### Aim of the exercise
Below are the records; collect from them each line containing the string "have".

(Saved entries)
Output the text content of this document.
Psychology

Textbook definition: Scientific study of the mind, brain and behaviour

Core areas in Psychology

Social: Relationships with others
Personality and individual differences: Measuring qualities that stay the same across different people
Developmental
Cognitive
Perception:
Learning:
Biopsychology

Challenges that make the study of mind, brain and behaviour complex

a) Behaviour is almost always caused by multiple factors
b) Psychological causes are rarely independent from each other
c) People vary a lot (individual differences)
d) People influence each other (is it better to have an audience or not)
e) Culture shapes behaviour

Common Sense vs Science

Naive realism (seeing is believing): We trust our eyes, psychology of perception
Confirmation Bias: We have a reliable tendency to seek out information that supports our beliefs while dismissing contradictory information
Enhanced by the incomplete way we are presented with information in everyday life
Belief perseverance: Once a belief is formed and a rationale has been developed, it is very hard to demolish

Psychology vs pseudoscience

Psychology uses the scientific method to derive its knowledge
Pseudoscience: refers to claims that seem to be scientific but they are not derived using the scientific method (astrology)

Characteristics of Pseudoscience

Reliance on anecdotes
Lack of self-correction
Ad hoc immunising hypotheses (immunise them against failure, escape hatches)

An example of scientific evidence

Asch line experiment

### Solved problem
d) People influence each other (is it better to have an audience or not)
Confirmation Bias: We have a reliable tendency to seek out information that supports our beliefs while dismissing contradictory information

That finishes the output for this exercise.